PROBLEM TO SOLVE: Copy the items from the line with "clear-search-icon[interactable]: ✕ <box>400" up to and including the line with "function-icon <box>91 202 103 214</box>", replacing every "icon" with "glyph" and leaving everything else unchanged.

RAW DATA:
********************

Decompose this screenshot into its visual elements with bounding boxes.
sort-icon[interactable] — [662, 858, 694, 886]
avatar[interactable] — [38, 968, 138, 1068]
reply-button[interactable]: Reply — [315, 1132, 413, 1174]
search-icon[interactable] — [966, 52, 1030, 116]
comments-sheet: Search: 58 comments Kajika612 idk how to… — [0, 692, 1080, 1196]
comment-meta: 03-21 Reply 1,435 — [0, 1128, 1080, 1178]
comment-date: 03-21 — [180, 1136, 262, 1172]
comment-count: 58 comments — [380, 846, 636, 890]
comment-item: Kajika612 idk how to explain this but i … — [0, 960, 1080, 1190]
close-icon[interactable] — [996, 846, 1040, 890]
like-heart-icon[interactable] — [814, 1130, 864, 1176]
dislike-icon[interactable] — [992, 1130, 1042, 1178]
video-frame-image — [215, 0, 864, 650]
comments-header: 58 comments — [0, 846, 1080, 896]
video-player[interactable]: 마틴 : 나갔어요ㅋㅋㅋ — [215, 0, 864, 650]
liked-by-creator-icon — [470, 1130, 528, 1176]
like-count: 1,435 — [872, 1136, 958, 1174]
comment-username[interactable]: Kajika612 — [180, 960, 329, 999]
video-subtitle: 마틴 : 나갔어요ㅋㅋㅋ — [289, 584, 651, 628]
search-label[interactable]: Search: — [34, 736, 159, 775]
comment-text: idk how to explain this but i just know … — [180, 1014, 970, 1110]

********************

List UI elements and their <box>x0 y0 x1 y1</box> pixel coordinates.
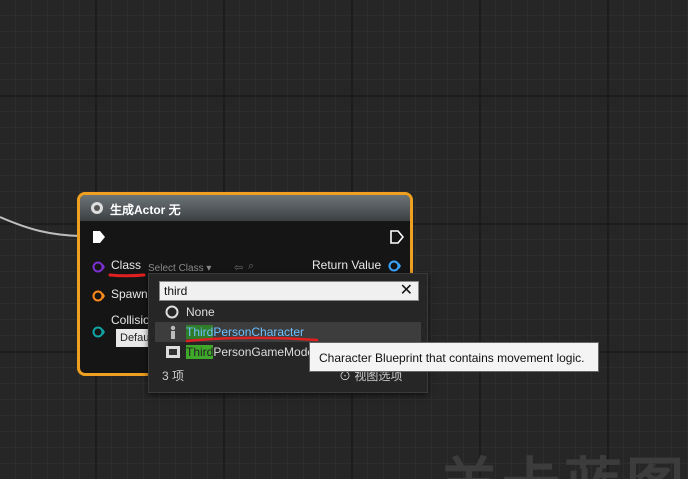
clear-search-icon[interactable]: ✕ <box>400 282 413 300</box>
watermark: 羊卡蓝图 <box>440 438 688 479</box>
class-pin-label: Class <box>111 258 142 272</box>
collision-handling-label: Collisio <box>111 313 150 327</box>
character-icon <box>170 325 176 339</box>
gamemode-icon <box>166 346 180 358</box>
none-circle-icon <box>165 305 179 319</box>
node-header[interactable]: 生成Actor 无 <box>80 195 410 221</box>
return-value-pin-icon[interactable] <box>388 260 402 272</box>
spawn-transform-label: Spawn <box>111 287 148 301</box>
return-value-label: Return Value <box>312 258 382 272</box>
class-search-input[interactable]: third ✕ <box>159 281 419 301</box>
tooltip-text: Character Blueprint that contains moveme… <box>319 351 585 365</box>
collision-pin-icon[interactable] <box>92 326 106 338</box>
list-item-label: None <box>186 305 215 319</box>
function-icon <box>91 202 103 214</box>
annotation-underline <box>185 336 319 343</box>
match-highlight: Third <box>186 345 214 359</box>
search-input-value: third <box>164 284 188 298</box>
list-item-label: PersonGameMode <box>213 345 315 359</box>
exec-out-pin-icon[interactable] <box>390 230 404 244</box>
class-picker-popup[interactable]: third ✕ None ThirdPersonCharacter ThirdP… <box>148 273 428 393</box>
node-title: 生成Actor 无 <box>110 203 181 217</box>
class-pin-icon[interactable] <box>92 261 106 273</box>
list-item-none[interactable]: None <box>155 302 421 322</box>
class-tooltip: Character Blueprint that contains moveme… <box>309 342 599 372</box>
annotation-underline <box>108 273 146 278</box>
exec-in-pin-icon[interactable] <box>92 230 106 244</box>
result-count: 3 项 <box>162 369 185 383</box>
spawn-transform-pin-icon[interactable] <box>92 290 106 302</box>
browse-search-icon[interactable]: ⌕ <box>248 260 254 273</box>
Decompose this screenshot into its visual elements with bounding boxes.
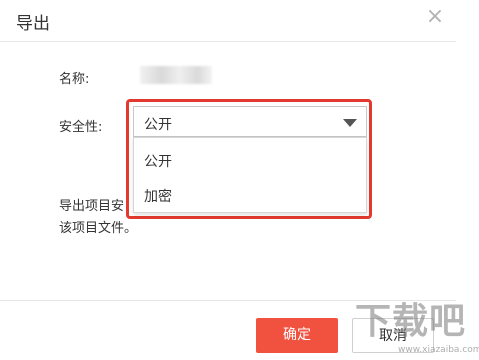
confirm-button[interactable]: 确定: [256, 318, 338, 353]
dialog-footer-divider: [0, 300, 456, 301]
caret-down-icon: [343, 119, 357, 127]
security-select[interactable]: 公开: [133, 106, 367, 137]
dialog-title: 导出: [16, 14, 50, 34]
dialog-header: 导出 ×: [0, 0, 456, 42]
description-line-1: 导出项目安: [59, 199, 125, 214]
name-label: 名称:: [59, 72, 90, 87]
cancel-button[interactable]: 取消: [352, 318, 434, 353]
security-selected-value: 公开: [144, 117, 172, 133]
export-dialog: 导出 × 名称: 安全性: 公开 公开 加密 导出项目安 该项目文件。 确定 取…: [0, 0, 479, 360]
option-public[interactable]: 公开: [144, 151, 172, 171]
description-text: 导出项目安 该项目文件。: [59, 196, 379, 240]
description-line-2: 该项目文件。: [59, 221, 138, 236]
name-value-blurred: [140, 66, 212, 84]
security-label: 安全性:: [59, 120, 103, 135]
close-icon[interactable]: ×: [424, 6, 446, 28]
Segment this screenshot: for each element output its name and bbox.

********************

SOLUTION TO THIS PROBLEM:
clear-search-glyph[interactable]: ✕ <box>400 282 413 300</box>
watermark: 羊卡蓝图 <box>440 438 688 479</box>
class-pin-label: Class <box>111 258 142 272</box>
collision-handling-label: Collisio <box>111 313 150 327</box>
character-glyph <box>170 325 176 339</box>
gamemode-glyph <box>166 346 180 358</box>
none-circle-glyph <box>165 305 179 319</box>
node-header[interactable]: 生成Actor 无 <box>80 195 410 221</box>
return-value-pin-glyph[interactable] <box>388 260 402 272</box>
spawn-transform-label: Spawn <box>111 287 148 301</box>
return-value-label: Return Value <box>312 258 382 272</box>
class-search-input[interactable]: third ✕ <box>159 281 419 301</box>
tooltip-text: Character Blueprint that contains moveme… <box>319 351 585 365</box>
collision-pin-glyph[interactable] <box>92 326 106 338</box>
list-item-label: None <box>186 305 215 319</box>
function-glyph <box>91 202 103 214</box>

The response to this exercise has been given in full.